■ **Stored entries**
____________________
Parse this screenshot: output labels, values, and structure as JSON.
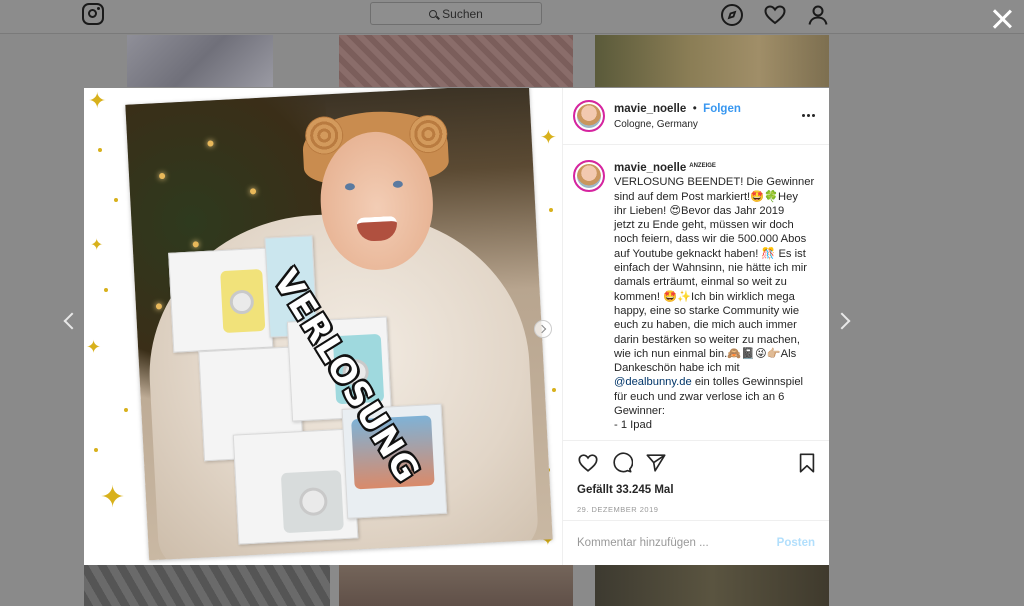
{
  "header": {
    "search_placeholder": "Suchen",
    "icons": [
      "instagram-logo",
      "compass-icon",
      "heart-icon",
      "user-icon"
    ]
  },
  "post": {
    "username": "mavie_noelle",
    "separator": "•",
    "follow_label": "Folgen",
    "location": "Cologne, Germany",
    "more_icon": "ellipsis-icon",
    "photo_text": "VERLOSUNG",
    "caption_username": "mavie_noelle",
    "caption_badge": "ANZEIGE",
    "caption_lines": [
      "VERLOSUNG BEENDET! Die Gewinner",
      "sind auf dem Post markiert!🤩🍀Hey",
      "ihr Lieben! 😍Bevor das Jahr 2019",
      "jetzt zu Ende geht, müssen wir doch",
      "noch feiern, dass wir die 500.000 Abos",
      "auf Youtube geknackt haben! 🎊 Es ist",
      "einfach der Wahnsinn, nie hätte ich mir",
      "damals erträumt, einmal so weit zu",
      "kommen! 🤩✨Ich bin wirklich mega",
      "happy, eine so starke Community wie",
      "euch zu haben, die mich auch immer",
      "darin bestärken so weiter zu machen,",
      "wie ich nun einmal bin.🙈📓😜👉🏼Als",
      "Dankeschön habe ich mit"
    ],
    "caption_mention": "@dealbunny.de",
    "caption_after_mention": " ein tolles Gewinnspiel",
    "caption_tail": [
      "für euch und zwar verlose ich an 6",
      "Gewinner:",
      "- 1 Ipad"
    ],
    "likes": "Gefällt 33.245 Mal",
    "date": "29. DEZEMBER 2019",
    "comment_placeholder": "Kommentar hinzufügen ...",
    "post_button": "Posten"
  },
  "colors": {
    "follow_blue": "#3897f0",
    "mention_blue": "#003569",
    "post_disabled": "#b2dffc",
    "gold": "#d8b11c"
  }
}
____________________
Reproduce the listing word for word and omit its pictures.

Parse this screenshot: output labels, values, and structure as JSON.
{
  "header": {
    "search_placeholder": "Suchen",
    "icons": [
      "instagram-logo",
      "compass-icon",
      "heart-icon",
      "user-icon"
    ]
  },
  "post": {
    "username": "mavie_noelle",
    "separator": "•",
    "follow_label": "Folgen",
    "location": "Cologne, Germany",
    "more_icon": "ellipsis-icon",
    "photo_text": "VERLOSUNG",
    "caption_username": "mavie_noelle",
    "caption_badge": "ANZEIGE",
    "caption_lines": [
      "VERLOSUNG BEENDET! Die Gewinner",
      "sind auf dem Post markiert!🤩🍀Hey",
      "ihr Lieben! 😍Bevor das Jahr 2019",
      "jetzt zu Ende geht, müssen wir doch",
      "noch feiern, dass wir die 500.000 Abos",
      "auf Youtube geknackt haben! 🎊 Es ist",
      "einfach der Wahnsinn, nie hätte ich mir",
      "damals erträumt, einmal so weit zu",
      "kommen! 🤩✨Ich bin wirklich mega",
      "happy, eine so starke Community wie",
      "euch zu haben, die mich auch immer",
      "darin bestärken so weiter zu machen,",
      "wie ich nun einmal bin.🙈📓😜👉🏼Als",
      "Dankeschön habe ich mit"
    ],
    "caption_mention": "@dealbunny.de",
    "caption_after_mention": " ein tolles Gewinnspiel",
    "caption_tail": [
      "für euch und zwar verlose ich an 6",
      "Gewinner:",
      "- 1 Ipad"
    ],
    "likes": "Gefällt 33.245 Mal",
    "date": "29. DEZEMBER 2019",
    "comment_placeholder": "Kommentar hinzufügen ...",
    "post_button": "Posten"
  },
  "colors": {
    "follow_blue": "#3897f0",
    "mention_blue": "#003569",
    "post_disabled": "#b2dffc",
    "gold": "#d8b11c"
  }
}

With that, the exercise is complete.